• [Problem to work on]
Write every line of the material out exactly as shown.
-----
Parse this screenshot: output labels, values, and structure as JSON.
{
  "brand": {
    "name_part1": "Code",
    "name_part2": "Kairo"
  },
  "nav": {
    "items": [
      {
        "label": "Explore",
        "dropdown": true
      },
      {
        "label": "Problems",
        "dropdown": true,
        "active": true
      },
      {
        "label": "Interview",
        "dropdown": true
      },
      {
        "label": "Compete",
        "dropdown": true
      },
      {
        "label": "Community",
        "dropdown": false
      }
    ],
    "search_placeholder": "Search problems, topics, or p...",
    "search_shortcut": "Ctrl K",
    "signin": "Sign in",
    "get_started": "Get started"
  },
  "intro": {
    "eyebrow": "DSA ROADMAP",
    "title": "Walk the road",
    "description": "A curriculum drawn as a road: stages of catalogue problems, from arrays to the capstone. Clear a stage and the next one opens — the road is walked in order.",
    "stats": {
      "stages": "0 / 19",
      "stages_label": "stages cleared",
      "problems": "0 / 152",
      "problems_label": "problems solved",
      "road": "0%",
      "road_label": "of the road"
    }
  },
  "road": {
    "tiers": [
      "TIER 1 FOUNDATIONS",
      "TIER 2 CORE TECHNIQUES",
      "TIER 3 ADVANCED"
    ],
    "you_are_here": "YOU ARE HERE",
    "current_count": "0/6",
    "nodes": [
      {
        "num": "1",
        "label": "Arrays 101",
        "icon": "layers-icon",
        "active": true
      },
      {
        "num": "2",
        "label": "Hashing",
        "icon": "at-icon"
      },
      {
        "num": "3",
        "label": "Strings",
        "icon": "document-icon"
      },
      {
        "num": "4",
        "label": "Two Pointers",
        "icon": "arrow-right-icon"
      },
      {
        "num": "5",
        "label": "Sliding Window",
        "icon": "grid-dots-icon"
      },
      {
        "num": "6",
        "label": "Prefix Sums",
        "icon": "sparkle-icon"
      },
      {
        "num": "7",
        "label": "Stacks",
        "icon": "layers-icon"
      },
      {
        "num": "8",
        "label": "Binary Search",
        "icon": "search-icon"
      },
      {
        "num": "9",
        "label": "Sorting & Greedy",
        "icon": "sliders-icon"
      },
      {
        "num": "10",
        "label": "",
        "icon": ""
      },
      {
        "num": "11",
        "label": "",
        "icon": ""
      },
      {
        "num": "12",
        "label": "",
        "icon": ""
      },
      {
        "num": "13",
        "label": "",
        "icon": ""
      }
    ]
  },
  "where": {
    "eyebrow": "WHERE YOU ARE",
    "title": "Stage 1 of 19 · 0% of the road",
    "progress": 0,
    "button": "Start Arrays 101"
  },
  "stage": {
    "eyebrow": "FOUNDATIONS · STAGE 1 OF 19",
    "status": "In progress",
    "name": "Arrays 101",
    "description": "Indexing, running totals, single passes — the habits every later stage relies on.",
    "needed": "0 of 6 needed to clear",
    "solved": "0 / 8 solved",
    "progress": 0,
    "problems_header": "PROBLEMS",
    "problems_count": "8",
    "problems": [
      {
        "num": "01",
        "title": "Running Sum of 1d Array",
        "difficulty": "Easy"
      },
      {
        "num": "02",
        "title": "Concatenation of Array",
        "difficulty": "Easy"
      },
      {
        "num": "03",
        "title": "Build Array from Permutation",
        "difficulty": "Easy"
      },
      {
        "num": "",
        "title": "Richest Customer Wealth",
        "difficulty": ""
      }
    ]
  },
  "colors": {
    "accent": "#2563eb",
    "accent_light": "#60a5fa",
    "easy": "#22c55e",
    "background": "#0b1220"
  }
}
-----
• [Result below]
Parse this screenshot: output labels, values, and structure as JSON.
{
  "brand": {
    "name_part1": "Code",
    "name_part2": "Kairo"
  },
  "nav": {
    "items": [
      {
        "label": "Explore",
        "dropdown": true
      },
      {
        "label": "Problems",
        "dropdown": true,
        "active": true
      },
      {
        "label": "Interview",
        "dropdown": true
      },
      {
        "label": "Compete",
        "dropdown": true
      },
      {
        "label": "Community",
        "dropdown": false
      }
    ],
    "search_placeholder": "Search problems, topics, or p...",
    "search_shortcut": "Ctrl K",
    "signin": "Sign in",
    "get_started": "Get started"
  },
  "intro": {
    "eyebrow": "DSA ROADMAP",
    "title": "Walk the road",
    "description": "A curriculum drawn as a road: stages of catalogue problems, from arrays to the capstone. Clear a stage and the next one opens — the road is walked in order.",
    "stats": {
      "stages": "0 / 19",
      "stages_label": "stages cleared",
      "problems": "0 / 152",
      "problems_label": "problems solved",
      "road": "0%",
      "road_label": "of the road"
    }
  },
  "road": {
    "tiers": [
      "TIER 1 FOUNDATIONS",
      "TIER 2 CORE TECHNIQUES",
      "TIER 3 ADVANCED"
    ],
    "you_are_here": "YOU ARE HERE",
    "current_count": "0/6",
    "nodes": [
      {
        "num": "1",
        "label": "Arrays 101",
        "icon": "layers-icon",
        "active": true
      },
      {
        "num": "2",
        "label": "Hashing",
        "icon": "at-icon"
      },
      {
        "num": "3",
        "label": "Strings",
        "icon": "document-icon"
      },
      {
        "num": "4",
        "label": "Two Pointers",
        "icon": "arrow-right-icon"
      },
      {
        "num": "5",
        "label": "Sliding Window",
        "icon": "grid-dots-icon"
      },
      {
        "num": "6",
        "label": "Prefix Sums",
        "icon": "sparkle-icon"
      },
      {
        "num": "7",
        "label": "Stacks",
        "icon": "layers-icon"
      },
      {
        "num": "8",
        "label": "Binary Search",
        "icon": "search-icon"
      },
      {
        "num": "9",
        "label": "Sorting & Greedy",
        "icon": "sliders-icon"
      },
      {
        "num": "10",
        "label": "",
        "icon": ""
      },
      {
        "num": "11",
        "label": "",
        "icon": ""
      },
      {
        "num": "12",
        "label": "",
        "icon": ""
      },
      {
        "num": "13",
        "label": "",
        "icon": ""
      }
    ]
  },
  "where": {
    "eyebrow": "WHERE YOU ARE",
    "title": "Stage 1 of 19 · 0% of the road",
    "progress": 0,
    "button": "Start Arrays 101"
  },
  "stage": {
    "eyebrow": "FOUNDATIONS · STAGE 1 OF 19",
    "status": "In progress",
    "name": "Arrays 101",
    "description": "Indexing, running totals, single passes — the habits every later stage relies on.",
    "needed": "0 of 6 needed to clear",
    "solved": "0 / 8 solved",
    "progress": 0,
    "problems_header": "PROBLEMS",
    "problems_count": "8",
    "problems": [
      {
        "num": "01",
        "title": "Running Sum of 1d Array",
        "difficulty": "Easy"
      },
      {
        "num": "02",
        "title": "Concatenation of Array",
        "difficulty": "Easy"
      },
      {
        "num": "03",
        "title": "Build Array from Permutation",
        "difficulty": "Easy"
      },
      {
        "num": "",
        "title": "Richest Customer Wealth",
        "difficulty": ""
      }
    ]
  },
  "colors": {
    "accent": "#2563eb",
    "accent_light": "#60a5fa",
    "easy": "#22c55e",
    "background": "#0b1220"
  }
}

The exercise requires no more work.